* [THE EXERCISE]:
From the entries below, gather each line containing the word "рентабельность".

(Collection entries)
===============

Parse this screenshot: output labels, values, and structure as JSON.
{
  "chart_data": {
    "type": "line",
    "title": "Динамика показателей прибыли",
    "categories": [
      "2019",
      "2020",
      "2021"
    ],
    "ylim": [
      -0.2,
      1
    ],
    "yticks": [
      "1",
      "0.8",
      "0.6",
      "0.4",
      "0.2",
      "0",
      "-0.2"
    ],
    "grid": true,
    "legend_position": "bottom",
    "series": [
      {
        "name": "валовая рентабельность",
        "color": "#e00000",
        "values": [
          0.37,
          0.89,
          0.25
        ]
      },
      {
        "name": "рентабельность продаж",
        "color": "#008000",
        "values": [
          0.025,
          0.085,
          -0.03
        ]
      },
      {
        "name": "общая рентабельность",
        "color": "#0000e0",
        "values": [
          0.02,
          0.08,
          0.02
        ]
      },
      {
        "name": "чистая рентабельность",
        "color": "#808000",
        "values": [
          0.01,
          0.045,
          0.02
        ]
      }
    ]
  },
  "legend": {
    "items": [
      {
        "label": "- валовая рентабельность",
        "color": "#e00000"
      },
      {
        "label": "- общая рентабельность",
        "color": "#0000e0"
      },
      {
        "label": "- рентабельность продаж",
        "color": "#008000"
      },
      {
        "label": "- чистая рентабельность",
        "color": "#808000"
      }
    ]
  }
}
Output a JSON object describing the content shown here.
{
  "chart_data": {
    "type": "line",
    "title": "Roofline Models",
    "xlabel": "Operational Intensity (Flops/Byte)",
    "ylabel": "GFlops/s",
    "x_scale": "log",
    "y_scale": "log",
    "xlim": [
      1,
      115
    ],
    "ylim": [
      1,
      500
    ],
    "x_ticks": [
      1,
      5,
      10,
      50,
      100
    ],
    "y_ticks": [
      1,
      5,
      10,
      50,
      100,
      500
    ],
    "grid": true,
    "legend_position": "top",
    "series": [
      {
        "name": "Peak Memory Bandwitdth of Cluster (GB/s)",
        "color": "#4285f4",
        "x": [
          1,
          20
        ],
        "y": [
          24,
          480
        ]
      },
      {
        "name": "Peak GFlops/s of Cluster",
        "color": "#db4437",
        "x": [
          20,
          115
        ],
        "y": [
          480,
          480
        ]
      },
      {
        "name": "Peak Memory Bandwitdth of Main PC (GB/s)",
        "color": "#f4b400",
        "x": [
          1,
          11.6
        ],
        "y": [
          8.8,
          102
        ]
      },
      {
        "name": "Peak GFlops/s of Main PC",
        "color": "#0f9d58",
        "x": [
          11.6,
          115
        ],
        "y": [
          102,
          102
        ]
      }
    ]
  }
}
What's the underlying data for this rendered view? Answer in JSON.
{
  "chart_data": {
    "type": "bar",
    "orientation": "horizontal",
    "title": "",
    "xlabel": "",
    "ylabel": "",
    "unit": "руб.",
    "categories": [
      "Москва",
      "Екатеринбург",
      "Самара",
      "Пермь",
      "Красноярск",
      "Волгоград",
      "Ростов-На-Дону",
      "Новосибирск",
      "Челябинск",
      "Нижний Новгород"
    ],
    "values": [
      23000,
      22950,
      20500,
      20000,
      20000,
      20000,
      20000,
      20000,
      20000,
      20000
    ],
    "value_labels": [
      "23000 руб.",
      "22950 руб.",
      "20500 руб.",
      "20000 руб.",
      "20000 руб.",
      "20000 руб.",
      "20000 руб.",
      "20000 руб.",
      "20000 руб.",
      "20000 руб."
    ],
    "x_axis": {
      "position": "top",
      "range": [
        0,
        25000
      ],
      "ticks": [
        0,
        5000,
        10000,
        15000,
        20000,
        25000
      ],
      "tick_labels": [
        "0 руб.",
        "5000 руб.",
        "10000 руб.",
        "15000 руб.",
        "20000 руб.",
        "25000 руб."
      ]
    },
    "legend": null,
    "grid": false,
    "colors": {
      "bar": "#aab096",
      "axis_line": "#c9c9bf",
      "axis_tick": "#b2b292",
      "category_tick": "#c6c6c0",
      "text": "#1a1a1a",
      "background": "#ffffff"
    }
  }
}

===============

* [CORRECT ANSWER]:
        "name": "валовая рентабельность",
        "name": "рентабельность продаж",
        "name": "общая рентабельность",
        "name": "чистая рентабельность",
        "label": "- валовая рентабельность",
        "label": "- общая рентабельность",
        "label": "- рентабельность продаж",
        "label": "- чистая рентабельность",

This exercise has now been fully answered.